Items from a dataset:
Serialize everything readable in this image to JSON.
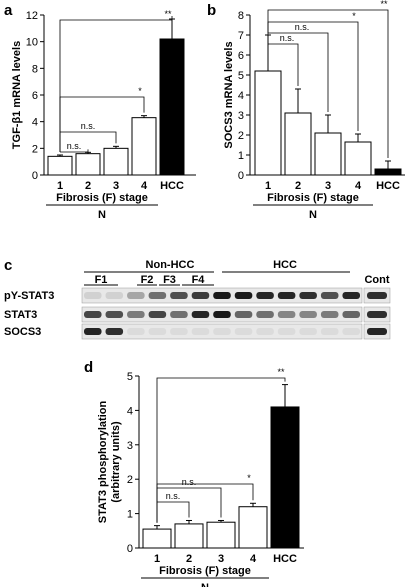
{
  "chart_data": [
    {
      "panel": "a",
      "type": "bar",
      "ylabel": "TGF-β1 mRNA levels",
      "ylim": [
        0,
        12
      ],
      "yticks": [
        0,
        2,
        4,
        6,
        8,
        10,
        12
      ],
      "categories": [
        "1",
        "2",
        "3",
        "4",
        "HCC"
      ],
      "values": [
        1.4,
        1.6,
        2.0,
        4.3,
        10.2
      ],
      "errors": [
        0.1,
        0.1,
        0.15,
        0.15,
        1.5
      ],
      "fills": [
        "#ffffff",
        "#ffffff",
        "#ffffff",
        "#ffffff",
        "#000000"
      ],
      "group_label": "Fibrosis (F) stage",
      "n_label": "N",
      "comparisons": [
        {
          "from": "1",
          "to": "2",
          "label": "n.s."
        },
        {
          "from": "1",
          "to": "3",
          "label": "n.s."
        },
        {
          "from": "1",
          "to": "4",
          "label": "*"
        },
        {
          "from": "1",
          "to": "HCC",
          "label": "**"
        }
      ]
    },
    {
      "panel": "b",
      "type": "bar",
      "ylabel": "SOCS3 mRNA levels",
      "ylim": [
        0,
        8
      ],
      "yticks": [
        0,
        1,
        2,
        3,
        4,
        5,
        6,
        7,
        8
      ],
      "categories": [
        "1",
        "2",
        "3",
        "4",
        "HCC"
      ],
      "values": [
        5.2,
        3.1,
        2.1,
        1.65,
        0.3
      ],
      "errors": [
        1.8,
        1.2,
        0.9,
        0.4,
        0.4
      ],
      "fills": [
        "#ffffff",
        "#ffffff",
        "#ffffff",
        "#ffffff",
        "#000000"
      ],
      "group_label": "Fibrosis (F) stage",
      "n_label": "N",
      "comparisons": [
        {
          "from": "1",
          "to": "2",
          "label": "n.s."
        },
        {
          "from": "1",
          "to": "3",
          "label": "n.s."
        },
        {
          "from": "1",
          "to": "4",
          "label": "*"
        },
        {
          "from": "1",
          "to": "HCC",
          "label": "**"
        }
      ]
    },
    {
      "panel": "d",
      "type": "bar",
      "ylabel": "STAT3 phosphorylation",
      "ylabel2": "(arbitrary units)",
      "ylim": [
        0,
        5
      ],
      "yticks": [
        0,
        1,
        2,
        3,
        4,
        5
      ],
      "categories": [
        "1",
        "2",
        "3",
        "4",
        "HCC"
      ],
      "values": [
        0.55,
        0.7,
        0.75,
        1.2,
        4.1
      ],
      "errors": [
        0.1,
        0.1,
        0.05,
        0.1,
        0.65
      ],
      "fills": [
        "#ffffff",
        "#ffffff",
        "#ffffff",
        "#ffffff",
        "#000000"
      ],
      "group_label": "Fibrosis (F) stage",
      "n_label": "N",
      "comparisons": [
        {
          "from": "1",
          "to": "2",
          "label": "n.s."
        },
        {
          "from": "1",
          "to": "3",
          "label": "n.s."
        },
        {
          "from": "1",
          "to": "4",
          "label": "*"
        },
        {
          "from": "1",
          "to": "HCC",
          "label": "**"
        }
      ]
    }
  ],
  "blot": {
    "panel": "c",
    "group_non_hcc": "Non-HCC",
    "group_hcc": "HCC",
    "stages": [
      "F1",
      "F2",
      "F3",
      "F4"
    ],
    "cont_label": "Cont",
    "rows": [
      {
        "label": "pY-STAT3",
        "intensities": [
          0.1,
          0.1,
          0.3,
          0.55,
          0.7,
          0.8,
          0.95,
          0.95,
          0.9,
          0.9,
          0.85,
          0.7,
          0.9,
          0.85
        ]
      },
      {
        "label": "STAT3",
        "intensities": [
          0.75,
          0.7,
          0.5,
          0.75,
          0.55,
          0.9,
          0.95,
          0.6,
          0.55,
          0.45,
          0.45,
          0.5,
          0.6,
          0.85
        ]
      },
      {
        "label": "SOCS3",
        "intensities": [
          0.9,
          0.85,
          0.05,
          0.05,
          0.05,
          0.05,
          0.05,
          0.05,
          0.05,
          0.05,
          0.05,
          0.05,
          0.05,
          0.9
        ]
      }
    ]
  }
}
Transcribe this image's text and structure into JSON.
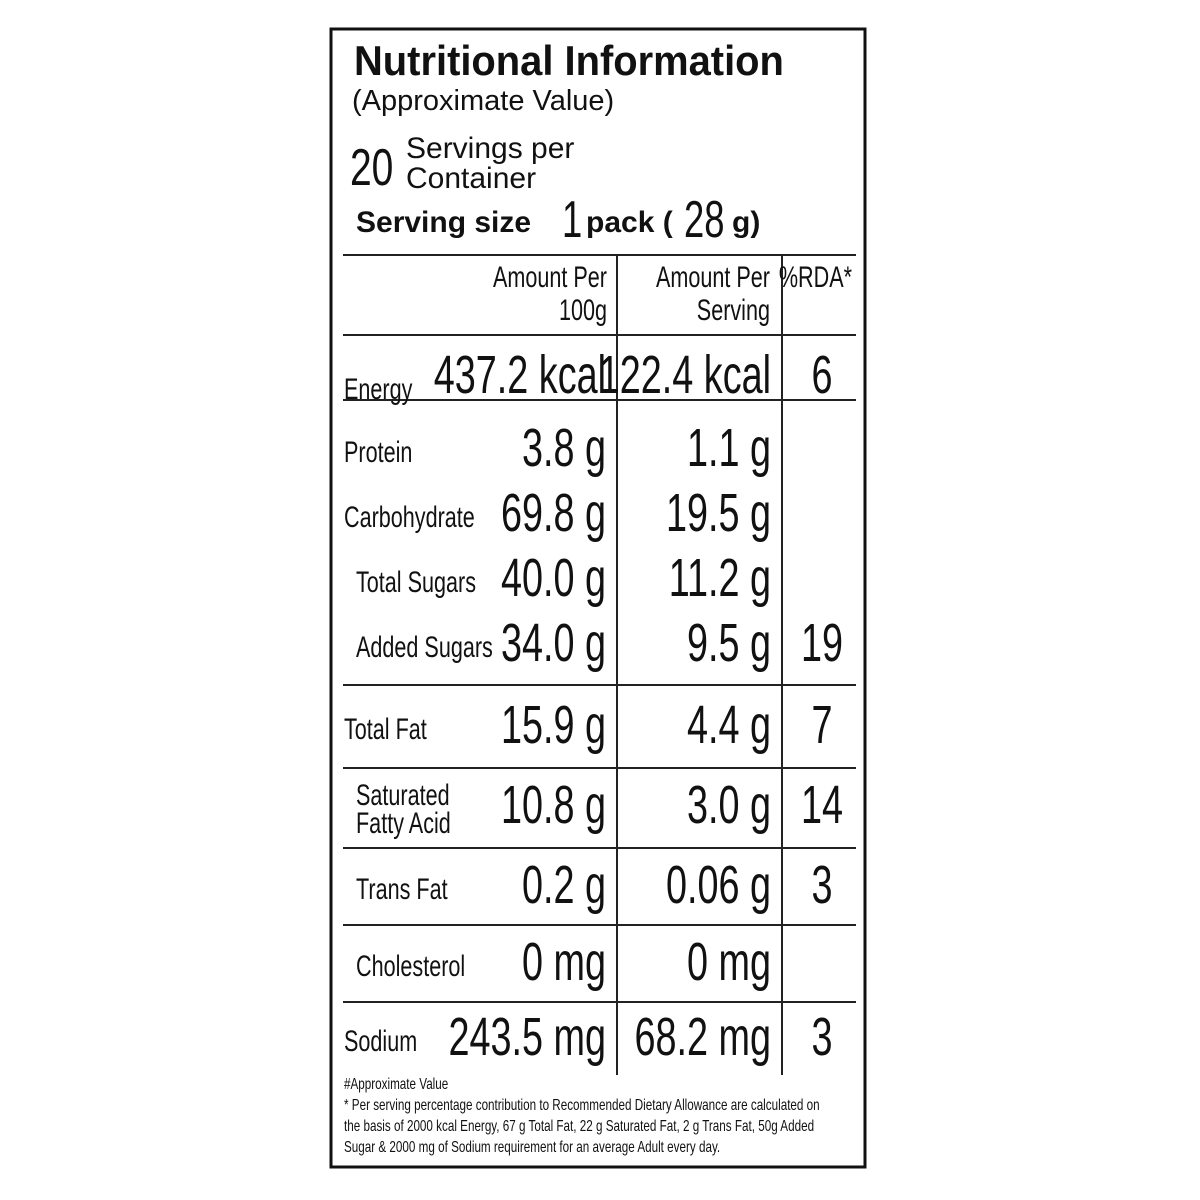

> _Your task_: When a line above contains the string "levels", copy that line.

> _Worked solution_:
      "ylabel": "TGF-β1 mRNA levels",
      "ylabel": "SOCS3 mRNA levels",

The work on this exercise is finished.